### Exercise instructions:
In the material below, find each line holding the string "more" and copy it.

### The input:
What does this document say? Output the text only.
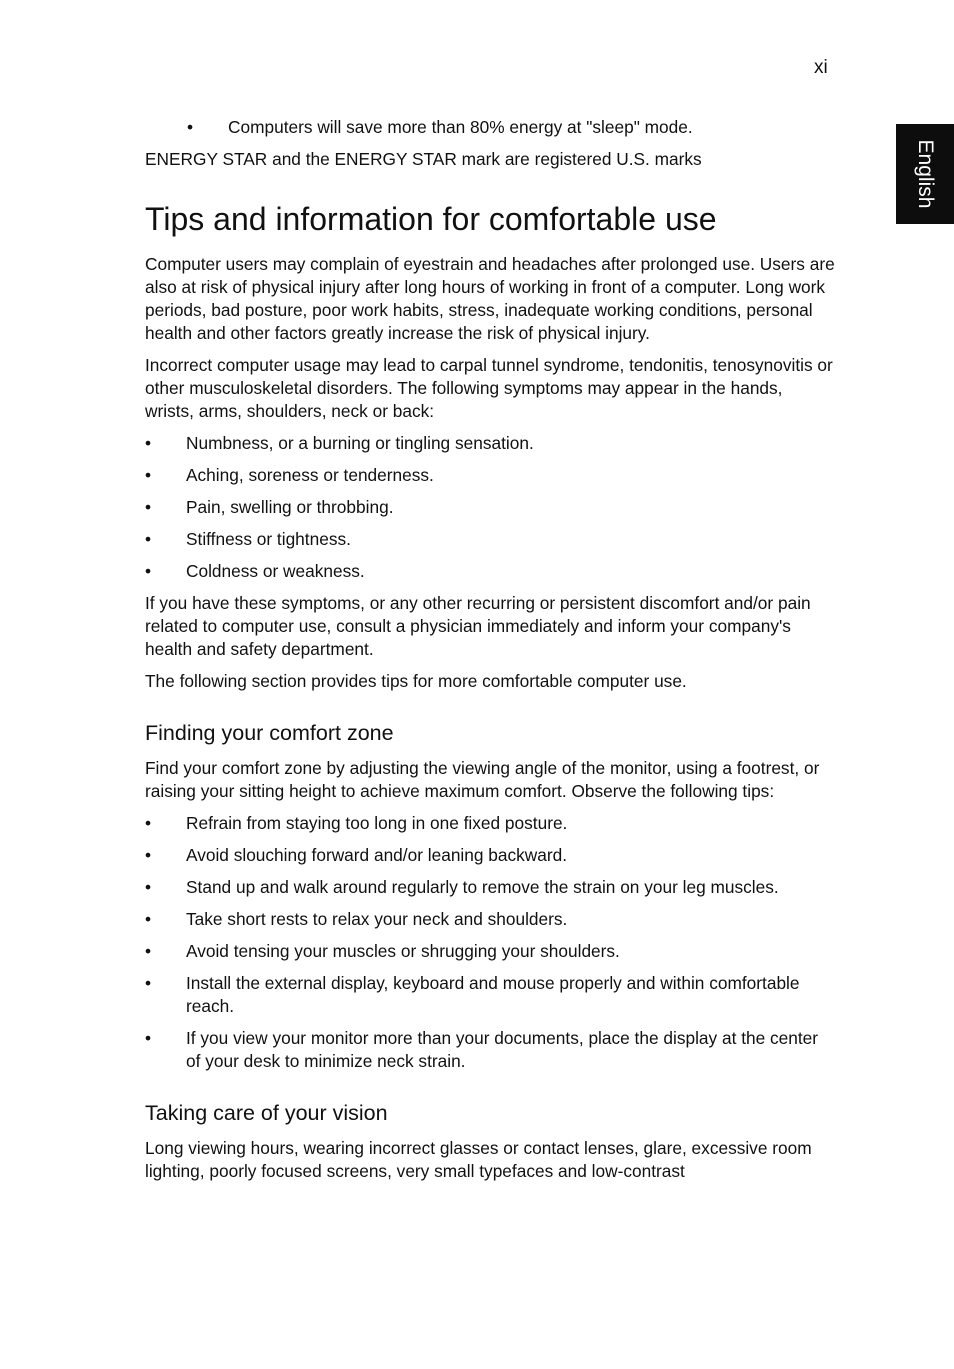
xi
English
• Computers will save more than 80% energy at "sleep" mode.

ENERGY STAR and the ENERGY STAR mark are registered U.S. marks

Tips and information for comfortable use

Computer users may complain of eyestrain and headaches after prolonged use. Users are also at risk of physical injury after long hours of working in front of a computer. Long work periods, bad posture, poor work habits, stress, inadequate working conditions, personal health and other factors greatly increase the risk of physical injury.

Incorrect computer usage may lead to carpal tunnel syndrome, tendonitis, tenosynovitis or other musculoskeletal disorders. The following symptoms may appear in the hands, wrists, arms, shoulders, neck or back:

• Numbness, or a burning or tingling sensation.
• Aching, soreness or tenderness.
• Pain, swelling or throbbing.
• Stiffness or tightness.
• Coldness or weakness.

If you have these symptoms, or any other recurring or persistent discomfort and/or pain related to computer use, consult a physician immediately and inform your company's health and safety department.

The following section provides tips for more comfortable computer use.

Finding your comfort zone

Find your comfort zone by adjusting the viewing angle of the monitor, using a footrest, or raising your sitting height to achieve maximum comfort. Observe the following tips:

• Refrain from staying too long in one fixed posture.
• Avoid slouching forward and/or leaning backward.
• Stand up and walk around regularly to remove the strain on your leg muscles.
• Take short rests to relax your neck and shoulders.
• Avoid tensing your muscles or shrugging your shoulders.
• Install the external display, keyboard and mouse properly and within comfortable reach.
• If you view your monitor more than your documents, place the display at the center of your desk to minimize neck strain.
Taking care of your vision

Long viewing hours, wearing incorrect glasses or contact lenses, glare, excessive room lighting, poorly focused screens, very small typefaces and low-contrast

### Solution to the exercise:
• Computers will save more than 80% energy at "sleep" mode.
The following section provides tips for more comfortable computer use.
• If you view your monitor more than your documents, place the display at the center of your desk to minimize neck strain.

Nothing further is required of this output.